◆ What you are asked to do
Quote the data below in full, please, without altering anything.

[Data records]
▼
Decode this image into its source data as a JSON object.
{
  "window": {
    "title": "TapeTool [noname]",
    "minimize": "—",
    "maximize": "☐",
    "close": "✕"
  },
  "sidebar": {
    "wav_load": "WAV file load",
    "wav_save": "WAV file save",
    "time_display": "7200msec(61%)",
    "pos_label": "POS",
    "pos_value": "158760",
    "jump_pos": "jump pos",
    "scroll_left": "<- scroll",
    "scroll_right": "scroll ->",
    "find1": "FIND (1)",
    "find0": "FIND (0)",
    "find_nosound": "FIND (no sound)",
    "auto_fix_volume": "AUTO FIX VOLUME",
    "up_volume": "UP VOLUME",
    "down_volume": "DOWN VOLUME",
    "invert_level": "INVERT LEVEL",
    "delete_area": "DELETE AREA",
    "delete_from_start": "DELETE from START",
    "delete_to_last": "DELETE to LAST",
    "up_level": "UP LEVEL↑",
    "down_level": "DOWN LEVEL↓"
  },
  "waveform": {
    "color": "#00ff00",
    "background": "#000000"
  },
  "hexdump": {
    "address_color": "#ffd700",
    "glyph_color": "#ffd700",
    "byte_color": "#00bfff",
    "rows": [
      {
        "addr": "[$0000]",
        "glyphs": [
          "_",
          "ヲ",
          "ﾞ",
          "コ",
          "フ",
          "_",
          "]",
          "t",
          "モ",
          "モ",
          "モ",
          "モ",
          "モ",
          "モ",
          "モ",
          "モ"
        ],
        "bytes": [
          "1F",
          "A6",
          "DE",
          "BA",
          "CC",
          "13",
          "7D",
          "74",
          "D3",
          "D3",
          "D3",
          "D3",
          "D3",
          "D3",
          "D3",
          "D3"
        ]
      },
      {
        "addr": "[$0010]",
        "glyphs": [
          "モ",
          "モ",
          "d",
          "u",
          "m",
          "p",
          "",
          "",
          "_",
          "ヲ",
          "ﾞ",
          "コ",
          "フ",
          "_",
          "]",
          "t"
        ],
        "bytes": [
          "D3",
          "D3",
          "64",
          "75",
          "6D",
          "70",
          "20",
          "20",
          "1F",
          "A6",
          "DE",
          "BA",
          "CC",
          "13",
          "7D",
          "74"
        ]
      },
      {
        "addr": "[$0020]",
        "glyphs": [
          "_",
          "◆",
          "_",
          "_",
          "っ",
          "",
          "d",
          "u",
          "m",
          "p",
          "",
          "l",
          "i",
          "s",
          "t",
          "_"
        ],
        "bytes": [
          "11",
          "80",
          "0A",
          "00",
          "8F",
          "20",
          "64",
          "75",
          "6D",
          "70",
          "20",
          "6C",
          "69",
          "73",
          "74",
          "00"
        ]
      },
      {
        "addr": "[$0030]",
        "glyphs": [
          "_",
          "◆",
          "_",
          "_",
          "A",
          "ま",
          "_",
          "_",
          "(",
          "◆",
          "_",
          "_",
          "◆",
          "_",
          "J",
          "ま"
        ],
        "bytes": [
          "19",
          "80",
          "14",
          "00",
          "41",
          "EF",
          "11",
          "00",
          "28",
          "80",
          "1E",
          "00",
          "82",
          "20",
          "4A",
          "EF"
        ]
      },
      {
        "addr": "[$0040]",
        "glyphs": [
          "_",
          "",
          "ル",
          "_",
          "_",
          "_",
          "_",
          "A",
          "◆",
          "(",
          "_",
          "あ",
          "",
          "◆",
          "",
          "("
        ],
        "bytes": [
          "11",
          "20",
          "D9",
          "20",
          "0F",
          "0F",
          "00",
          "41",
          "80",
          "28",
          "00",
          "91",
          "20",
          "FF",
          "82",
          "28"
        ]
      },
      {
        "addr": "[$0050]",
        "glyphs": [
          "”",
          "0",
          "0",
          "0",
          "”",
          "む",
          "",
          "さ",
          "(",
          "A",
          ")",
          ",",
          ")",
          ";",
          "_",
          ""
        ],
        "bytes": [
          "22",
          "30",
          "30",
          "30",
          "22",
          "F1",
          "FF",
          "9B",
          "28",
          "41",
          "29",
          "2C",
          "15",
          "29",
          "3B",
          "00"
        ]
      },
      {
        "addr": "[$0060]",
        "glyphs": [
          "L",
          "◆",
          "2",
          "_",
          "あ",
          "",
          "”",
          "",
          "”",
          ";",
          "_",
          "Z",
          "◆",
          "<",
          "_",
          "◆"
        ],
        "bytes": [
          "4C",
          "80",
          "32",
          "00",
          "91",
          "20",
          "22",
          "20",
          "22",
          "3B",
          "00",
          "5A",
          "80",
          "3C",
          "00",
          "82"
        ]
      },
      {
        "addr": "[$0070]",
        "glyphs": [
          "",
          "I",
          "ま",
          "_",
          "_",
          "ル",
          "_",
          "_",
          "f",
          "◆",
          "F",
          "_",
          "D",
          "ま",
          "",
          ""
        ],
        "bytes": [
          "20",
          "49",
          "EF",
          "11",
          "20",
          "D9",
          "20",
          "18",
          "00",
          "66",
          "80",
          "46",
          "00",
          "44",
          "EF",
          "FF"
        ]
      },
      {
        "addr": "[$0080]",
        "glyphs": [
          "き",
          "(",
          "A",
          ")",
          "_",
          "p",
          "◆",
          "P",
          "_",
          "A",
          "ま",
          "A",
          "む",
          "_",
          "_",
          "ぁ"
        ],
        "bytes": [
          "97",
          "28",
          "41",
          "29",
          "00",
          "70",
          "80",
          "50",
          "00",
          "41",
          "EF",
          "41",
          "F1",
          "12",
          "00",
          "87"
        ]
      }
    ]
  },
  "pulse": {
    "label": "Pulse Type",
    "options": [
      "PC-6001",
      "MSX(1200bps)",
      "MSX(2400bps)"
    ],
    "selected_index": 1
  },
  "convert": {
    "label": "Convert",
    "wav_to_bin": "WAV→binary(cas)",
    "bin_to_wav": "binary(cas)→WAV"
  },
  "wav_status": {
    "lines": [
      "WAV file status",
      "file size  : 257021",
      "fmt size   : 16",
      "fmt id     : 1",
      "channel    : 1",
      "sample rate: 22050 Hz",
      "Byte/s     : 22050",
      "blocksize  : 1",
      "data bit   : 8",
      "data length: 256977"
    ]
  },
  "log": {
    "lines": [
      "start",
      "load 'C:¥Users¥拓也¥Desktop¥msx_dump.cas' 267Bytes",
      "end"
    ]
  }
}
▲
◆ Solution for this exercise
Decode this image into its source data as a JSON object.
{
  "window": {
    "title": "TapeTool [noname]",
    "minimize": "—",
    "maximize": "☐",
    "close": "✕"
  },
  "sidebar": {
    "wav_load": "WAV file load",
    "wav_save": "WAV file save",
    "time_display": "7200msec(61%)",
    "pos_label": "POS",
    "pos_value": "158760",
    "jump_pos": "jump pos",
    "scroll_left": "<- scroll",
    "scroll_right": "scroll ->",
    "find1": "FIND (1)",
    "find0": "FIND (0)",
    "find_nosound": "FIND (no sound)",
    "auto_fix_volume": "AUTO FIX VOLUME",
    "up_volume": "UP VOLUME",
    "down_volume": "DOWN VOLUME",
    "invert_level": "INVERT LEVEL",
    "delete_area": "DELETE AREA",
    "delete_from_start": "DELETE from START",
    "delete_to_last": "DELETE to LAST",
    "up_level": "UP LEVEL↑",
    "down_level": "DOWN LEVEL↓"
  },
  "waveform": {
    "color": "#00ff00",
    "background": "#000000"
  },
  "hexdump": {
    "address_color": "#ffd700",
    "glyph_color": "#ffd700",
    "byte_color": "#00bfff",
    "rows": [
      {
        "addr": "[$0000]",
        "glyphs": [
          "_",
          "ヲ",
          "ﾞ",
          "コ",
          "フ",
          "_",
          "]",
          "t",
          "モ",
          "モ",
          "モ",
          "モ",
          "モ",
          "モ",
          "モ",
          "モ"
        ],
        "bytes": [
          "1F",
          "A6",
          "DE",
          "BA",
          "CC",
          "13",
          "7D",
          "74",
          "D3",
          "D3",
          "D3",
          "D3",
          "D3",
          "D3",
          "D3",
          "D3"
        ]
      },
      {
        "addr": "[$0010]",
        "glyphs": [
          "モ",
          "モ",
          "d",
          "u",
          "m",
          "p",
          "",
          "",
          "_",
          "ヲ",
          "ﾞ",
          "コ",
          "フ",
          "_",
          "]",
          "t"
        ],
        "bytes": [
          "D3",
          "D3",
          "64",
          "75",
          "6D",
          "70",
          "20",
          "20",
          "1F",
          "A6",
          "DE",
          "BA",
          "CC",
          "13",
          "7D",
          "74"
        ]
      },
      {
        "addr": "[$0020]",
        "glyphs": [
          "_",
          "◆",
          "_",
          "_",
          "っ",
          "",
          "d",
          "u",
          "m",
          "p",
          "",
          "l",
          "i",
          "s",
          "t",
          "_"
        ],
        "bytes": [
          "11",
          "80",
          "0A",
          "00",
          "8F",
          "20",
          "64",
          "75",
          "6D",
          "70",
          "20",
          "6C",
          "69",
          "73",
          "74",
          "00"
        ]
      },
      {
        "addr": "[$0030]",
        "glyphs": [
          "_",
          "◆",
          "_",
          "_",
          "A",
          "ま",
          "_",
          "_",
          "(",
          "◆",
          "_",
          "_",
          "◆",
          "_",
          "J",
          "ま"
        ],
        "bytes": [
          "19",
          "80",
          "14",
          "00",
          "41",
          "EF",
          "11",
          "00",
          "28",
          "80",
          "1E",
          "00",
          "82",
          "20",
          "4A",
          "EF"
        ]
      },
      {
        "addr": "[$0040]",
        "glyphs": [
          "_",
          "",
          "ル",
          "_",
          "_",
          "_",
          "_",
          "A",
          "◆",
          "(",
          "_",
          "あ",
          "",
          "◆",
          "",
          "("
        ],
        "bytes": [
          "11",
          "20",
          "D9",
          "20",
          "0F",
          "0F",
          "00",
          "41",
          "80",
          "28",
          "00",
          "91",
          "20",
          "FF",
          "82",
          "28"
        ]
      },
      {
        "addr": "[$0050]",
        "glyphs": [
          "”",
          "0",
          "0",
          "0",
          "”",
          "む",
          "",
          "さ",
          "(",
          "A",
          ")",
          ",",
          ")",
          ";",
          "_",
          ""
        ],
        "bytes": [
          "22",
          "30",
          "30",
          "30",
          "22",
          "F1",
          "FF",
          "9B",
          "28",
          "41",
          "29",
          "2C",
          "15",
          "29",
          "3B",
          "00"
        ]
      },
      {
        "addr": "[$0060]",
        "glyphs": [
          "L",
          "◆",
          "2",
          "_",
          "あ",
          "",
          "”",
          "",
          "”",
          ";",
          "_",
          "Z",
          "◆",
          "<",
          "_",
          "◆"
        ],
        "bytes": [
          "4C",
          "80",
          "32",
          "00",
          "91",
          "20",
          "22",
          "20",
          "22",
          "3B",
          "00",
          "5A",
          "80",
          "3C",
          "00",
          "82"
        ]
      },
      {
        "addr": "[$0070]",
        "glyphs": [
          "",
          "I",
          "ま",
          "_",
          "_",
          "ル",
          "_",
          "_",
          "f",
          "◆",
          "F",
          "_",
          "D",
          "ま",
          "",
          ""
        ],
        "bytes": [
          "20",
          "49",
          "EF",
          "11",
          "20",
          "D9",
          "20",
          "18",
          "00",
          "66",
          "80",
          "46",
          "00",
          "44",
          "EF",
          "FF"
        ]
      },
      {
        "addr": "[$0080]",
        "glyphs": [
          "き",
          "(",
          "A",
          ")",
          "_",
          "p",
          "◆",
          "P",
          "_",
          "A",
          "ま",
          "A",
          "む",
          "_",
          "_",
          "ぁ"
        ],
        "bytes": [
          "97",
          "28",
          "41",
          "29",
          "00",
          "70",
          "80",
          "50",
          "00",
          "41",
          "EF",
          "41",
          "F1",
          "12",
          "00",
          "87"
        ]
      }
    ]
  },
  "pulse": {
    "label": "Pulse Type",
    "options": [
      "PC-6001",
      "MSX(1200bps)",
      "MSX(2400bps)"
    ],
    "selected_index": 1
  },
  "convert": {
    "label": "Convert",
    "wav_to_bin": "WAV→binary(cas)",
    "bin_to_wav": "binary(cas)→WAV"
  },
  "wav_status": {
    "lines": [
      "WAV file status",
      "file size  : 257021",
      "fmt size   : 16",
      "fmt id     : 1",
      "channel    : 1",
      "sample rate: 22050 Hz",
      "Byte/s     : 22050",
      "blocksize  : 1",
      "data bit   : 8",
      "data length: 256977"
    ]
  },
  "log": {
    "lines": [
      "start",
      "load 'C:¥Users¥拓也¥Desktop¥msx_dump.cas' 267Bytes",
      "end"
    ]
  }
}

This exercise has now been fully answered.